Records for this exercise.
[Start of section]
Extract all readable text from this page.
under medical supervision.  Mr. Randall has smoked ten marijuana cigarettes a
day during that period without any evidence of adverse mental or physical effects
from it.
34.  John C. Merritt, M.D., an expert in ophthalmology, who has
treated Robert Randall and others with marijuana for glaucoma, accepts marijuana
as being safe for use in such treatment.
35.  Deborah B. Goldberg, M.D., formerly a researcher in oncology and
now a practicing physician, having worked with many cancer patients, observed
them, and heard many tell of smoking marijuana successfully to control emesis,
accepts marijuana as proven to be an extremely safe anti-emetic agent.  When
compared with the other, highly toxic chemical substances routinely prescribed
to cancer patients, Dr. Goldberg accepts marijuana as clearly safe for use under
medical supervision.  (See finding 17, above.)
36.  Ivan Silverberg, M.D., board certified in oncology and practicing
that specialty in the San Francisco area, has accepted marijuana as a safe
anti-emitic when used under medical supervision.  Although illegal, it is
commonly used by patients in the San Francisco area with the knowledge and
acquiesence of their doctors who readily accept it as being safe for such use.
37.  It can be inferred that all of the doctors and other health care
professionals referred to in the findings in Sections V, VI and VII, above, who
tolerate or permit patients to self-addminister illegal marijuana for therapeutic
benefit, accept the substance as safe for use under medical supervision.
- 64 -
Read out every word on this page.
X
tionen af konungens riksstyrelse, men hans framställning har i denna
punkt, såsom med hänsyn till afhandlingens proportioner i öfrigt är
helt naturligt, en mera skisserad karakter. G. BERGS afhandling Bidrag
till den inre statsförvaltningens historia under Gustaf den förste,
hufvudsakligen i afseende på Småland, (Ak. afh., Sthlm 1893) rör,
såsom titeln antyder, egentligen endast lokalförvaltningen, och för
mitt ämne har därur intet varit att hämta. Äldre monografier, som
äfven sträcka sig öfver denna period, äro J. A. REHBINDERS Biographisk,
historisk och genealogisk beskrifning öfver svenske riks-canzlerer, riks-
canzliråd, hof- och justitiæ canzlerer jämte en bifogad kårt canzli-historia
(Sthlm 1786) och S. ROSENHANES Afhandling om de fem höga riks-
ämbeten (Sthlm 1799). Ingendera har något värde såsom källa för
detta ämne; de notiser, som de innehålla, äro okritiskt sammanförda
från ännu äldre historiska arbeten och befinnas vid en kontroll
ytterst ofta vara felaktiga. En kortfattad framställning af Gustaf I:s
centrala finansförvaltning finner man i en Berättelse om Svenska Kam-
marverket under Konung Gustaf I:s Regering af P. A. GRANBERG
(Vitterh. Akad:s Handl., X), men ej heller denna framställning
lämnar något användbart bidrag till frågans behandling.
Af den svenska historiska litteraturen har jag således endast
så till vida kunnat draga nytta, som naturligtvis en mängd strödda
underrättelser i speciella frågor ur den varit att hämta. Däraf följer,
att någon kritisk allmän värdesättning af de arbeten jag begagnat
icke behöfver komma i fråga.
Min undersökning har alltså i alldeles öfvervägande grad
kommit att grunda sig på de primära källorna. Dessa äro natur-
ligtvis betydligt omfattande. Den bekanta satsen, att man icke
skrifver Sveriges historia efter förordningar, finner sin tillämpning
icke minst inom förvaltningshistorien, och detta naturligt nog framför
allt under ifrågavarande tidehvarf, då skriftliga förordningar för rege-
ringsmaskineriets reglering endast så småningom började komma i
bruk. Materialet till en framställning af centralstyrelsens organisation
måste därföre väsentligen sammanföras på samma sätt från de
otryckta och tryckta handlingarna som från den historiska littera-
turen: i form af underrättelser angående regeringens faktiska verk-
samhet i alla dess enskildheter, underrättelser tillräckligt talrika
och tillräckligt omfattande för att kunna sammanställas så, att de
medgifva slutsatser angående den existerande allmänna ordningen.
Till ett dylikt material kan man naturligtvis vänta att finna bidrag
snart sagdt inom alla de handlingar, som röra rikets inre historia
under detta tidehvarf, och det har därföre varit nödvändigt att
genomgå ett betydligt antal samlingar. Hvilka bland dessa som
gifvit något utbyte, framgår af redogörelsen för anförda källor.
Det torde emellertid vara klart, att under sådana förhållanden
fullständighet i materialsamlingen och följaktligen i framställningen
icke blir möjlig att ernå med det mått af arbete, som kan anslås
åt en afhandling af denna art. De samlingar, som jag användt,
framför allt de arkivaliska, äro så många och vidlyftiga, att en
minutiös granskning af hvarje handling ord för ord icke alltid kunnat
[End of section]
Action item. Determine how many lines in the listing above hold the string "något", then write only the number.

Solution for this problem. 3